── Data ──

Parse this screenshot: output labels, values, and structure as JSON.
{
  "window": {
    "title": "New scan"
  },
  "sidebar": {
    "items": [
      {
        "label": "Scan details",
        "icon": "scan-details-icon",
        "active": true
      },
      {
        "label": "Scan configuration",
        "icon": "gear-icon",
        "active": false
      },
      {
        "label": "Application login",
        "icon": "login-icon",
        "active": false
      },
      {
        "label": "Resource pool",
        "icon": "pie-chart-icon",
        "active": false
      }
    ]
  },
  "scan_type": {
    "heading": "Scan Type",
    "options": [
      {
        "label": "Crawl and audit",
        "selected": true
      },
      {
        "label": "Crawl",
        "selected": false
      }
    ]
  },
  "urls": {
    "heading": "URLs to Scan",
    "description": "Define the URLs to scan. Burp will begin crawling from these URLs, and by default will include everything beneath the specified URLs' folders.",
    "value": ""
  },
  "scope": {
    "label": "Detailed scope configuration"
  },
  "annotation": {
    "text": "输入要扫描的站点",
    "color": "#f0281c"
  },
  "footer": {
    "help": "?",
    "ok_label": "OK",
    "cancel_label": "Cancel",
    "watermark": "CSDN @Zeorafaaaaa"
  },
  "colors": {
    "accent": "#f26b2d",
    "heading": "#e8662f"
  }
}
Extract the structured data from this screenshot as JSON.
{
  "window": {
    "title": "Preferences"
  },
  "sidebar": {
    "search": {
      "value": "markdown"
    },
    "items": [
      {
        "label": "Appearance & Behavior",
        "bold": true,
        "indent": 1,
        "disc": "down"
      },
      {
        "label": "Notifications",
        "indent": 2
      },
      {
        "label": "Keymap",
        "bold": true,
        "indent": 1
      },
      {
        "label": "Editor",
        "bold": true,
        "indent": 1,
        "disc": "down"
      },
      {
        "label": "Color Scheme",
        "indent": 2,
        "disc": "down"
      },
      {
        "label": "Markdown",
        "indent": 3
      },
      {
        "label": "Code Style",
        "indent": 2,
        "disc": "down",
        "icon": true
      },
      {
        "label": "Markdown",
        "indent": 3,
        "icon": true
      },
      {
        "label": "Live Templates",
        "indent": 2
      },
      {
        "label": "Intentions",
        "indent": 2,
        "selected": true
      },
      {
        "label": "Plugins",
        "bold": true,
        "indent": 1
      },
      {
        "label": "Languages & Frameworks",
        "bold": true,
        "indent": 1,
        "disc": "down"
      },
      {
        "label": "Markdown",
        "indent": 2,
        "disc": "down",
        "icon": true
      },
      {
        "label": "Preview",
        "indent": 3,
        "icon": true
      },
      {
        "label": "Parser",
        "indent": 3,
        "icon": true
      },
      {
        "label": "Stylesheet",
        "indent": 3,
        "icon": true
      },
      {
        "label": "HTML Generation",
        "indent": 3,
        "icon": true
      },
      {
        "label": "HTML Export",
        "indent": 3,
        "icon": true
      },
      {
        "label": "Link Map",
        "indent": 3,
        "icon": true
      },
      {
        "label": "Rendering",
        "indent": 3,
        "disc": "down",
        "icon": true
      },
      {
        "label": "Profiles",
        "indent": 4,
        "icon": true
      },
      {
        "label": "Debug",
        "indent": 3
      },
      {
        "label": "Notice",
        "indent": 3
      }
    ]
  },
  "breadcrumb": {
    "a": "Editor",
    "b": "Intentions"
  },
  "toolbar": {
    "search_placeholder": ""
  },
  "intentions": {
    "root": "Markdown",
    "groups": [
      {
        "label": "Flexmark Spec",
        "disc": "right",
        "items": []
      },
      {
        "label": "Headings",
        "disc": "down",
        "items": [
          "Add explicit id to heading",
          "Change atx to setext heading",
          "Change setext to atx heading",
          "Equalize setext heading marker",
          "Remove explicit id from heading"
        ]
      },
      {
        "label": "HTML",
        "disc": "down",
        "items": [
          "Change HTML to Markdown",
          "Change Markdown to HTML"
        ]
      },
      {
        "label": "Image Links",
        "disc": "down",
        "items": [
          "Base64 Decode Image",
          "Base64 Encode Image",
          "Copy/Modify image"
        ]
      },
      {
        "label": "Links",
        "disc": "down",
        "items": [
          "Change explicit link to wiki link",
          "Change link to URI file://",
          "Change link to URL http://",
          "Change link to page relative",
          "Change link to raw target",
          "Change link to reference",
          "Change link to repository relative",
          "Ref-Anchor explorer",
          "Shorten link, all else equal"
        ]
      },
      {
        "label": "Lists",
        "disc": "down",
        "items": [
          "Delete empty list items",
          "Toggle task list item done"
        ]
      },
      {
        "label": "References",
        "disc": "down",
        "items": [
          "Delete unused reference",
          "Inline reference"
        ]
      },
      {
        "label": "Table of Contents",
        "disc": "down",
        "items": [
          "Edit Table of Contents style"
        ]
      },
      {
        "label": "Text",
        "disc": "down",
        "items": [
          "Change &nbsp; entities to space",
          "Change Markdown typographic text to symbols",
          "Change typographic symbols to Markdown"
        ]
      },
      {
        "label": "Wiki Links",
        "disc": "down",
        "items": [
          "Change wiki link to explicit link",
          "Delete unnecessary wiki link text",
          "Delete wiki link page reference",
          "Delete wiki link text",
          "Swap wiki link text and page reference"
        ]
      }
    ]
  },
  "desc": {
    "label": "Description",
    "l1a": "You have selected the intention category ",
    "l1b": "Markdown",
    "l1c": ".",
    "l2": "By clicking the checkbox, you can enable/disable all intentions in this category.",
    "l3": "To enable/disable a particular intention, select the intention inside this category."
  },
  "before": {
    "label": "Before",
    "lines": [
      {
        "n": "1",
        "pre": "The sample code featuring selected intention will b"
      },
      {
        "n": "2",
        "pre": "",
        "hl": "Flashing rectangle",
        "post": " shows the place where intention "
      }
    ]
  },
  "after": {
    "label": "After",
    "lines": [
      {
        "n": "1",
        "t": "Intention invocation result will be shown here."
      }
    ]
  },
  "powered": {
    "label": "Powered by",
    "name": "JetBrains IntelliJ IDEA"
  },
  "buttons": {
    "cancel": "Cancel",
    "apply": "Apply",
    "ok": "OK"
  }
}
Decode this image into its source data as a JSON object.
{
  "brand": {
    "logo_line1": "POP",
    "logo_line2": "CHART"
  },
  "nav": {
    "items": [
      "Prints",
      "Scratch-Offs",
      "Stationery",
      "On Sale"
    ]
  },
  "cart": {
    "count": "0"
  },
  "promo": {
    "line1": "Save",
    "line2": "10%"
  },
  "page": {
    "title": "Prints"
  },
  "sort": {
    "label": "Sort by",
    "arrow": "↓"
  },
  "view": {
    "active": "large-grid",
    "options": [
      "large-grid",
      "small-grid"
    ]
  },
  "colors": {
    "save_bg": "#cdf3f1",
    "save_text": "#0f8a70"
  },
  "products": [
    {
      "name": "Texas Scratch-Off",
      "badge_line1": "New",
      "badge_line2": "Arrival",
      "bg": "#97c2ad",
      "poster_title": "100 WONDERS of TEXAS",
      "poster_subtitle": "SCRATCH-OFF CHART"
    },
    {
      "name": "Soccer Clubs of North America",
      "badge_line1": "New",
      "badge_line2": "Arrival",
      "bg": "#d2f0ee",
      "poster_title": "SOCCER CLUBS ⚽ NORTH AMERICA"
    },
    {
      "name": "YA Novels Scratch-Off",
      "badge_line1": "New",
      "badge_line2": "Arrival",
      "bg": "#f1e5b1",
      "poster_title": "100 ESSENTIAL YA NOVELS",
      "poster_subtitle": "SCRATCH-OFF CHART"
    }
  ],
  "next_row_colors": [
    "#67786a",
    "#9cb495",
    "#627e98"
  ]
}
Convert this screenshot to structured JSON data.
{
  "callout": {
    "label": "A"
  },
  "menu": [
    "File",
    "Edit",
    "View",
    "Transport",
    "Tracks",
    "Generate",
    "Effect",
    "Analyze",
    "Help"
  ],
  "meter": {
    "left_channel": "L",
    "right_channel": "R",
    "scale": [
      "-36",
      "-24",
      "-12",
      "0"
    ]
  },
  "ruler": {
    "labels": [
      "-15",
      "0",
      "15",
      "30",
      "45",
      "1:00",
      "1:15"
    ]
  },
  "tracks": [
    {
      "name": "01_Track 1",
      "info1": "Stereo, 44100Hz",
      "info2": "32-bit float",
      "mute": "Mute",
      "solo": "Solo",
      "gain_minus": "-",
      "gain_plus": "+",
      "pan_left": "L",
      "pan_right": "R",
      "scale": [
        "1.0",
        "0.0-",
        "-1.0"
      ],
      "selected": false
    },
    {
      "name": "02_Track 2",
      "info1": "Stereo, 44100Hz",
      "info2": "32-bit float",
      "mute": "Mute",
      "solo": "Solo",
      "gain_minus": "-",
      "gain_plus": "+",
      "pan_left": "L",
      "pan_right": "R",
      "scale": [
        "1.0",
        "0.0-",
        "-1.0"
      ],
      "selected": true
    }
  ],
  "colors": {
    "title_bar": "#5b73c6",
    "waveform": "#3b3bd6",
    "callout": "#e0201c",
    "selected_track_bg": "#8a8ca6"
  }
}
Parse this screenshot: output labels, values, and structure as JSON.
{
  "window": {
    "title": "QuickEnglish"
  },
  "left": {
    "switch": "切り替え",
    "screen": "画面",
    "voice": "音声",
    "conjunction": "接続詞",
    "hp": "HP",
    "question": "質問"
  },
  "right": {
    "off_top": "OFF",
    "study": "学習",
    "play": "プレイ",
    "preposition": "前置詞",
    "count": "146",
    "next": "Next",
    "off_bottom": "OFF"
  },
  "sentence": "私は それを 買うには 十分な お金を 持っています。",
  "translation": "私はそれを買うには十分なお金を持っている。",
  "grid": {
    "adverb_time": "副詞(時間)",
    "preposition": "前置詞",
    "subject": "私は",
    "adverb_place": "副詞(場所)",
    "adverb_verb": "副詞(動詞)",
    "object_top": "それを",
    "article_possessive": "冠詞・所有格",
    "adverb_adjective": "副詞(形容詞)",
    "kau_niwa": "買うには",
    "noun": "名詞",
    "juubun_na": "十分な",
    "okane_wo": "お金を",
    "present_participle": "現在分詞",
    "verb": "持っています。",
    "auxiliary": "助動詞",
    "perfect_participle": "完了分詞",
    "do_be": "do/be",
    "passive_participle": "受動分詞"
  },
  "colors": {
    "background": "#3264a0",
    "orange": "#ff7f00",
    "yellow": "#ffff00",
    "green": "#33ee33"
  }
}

───

§ Written request:
Reproduce each line from the records that contains the word "explicit".

§ Task result:
          "Add explicit id to heading",
          "Remove explicit id from heading"
          "Change explicit link to wiki link",
          "Change wiki link to explicit link",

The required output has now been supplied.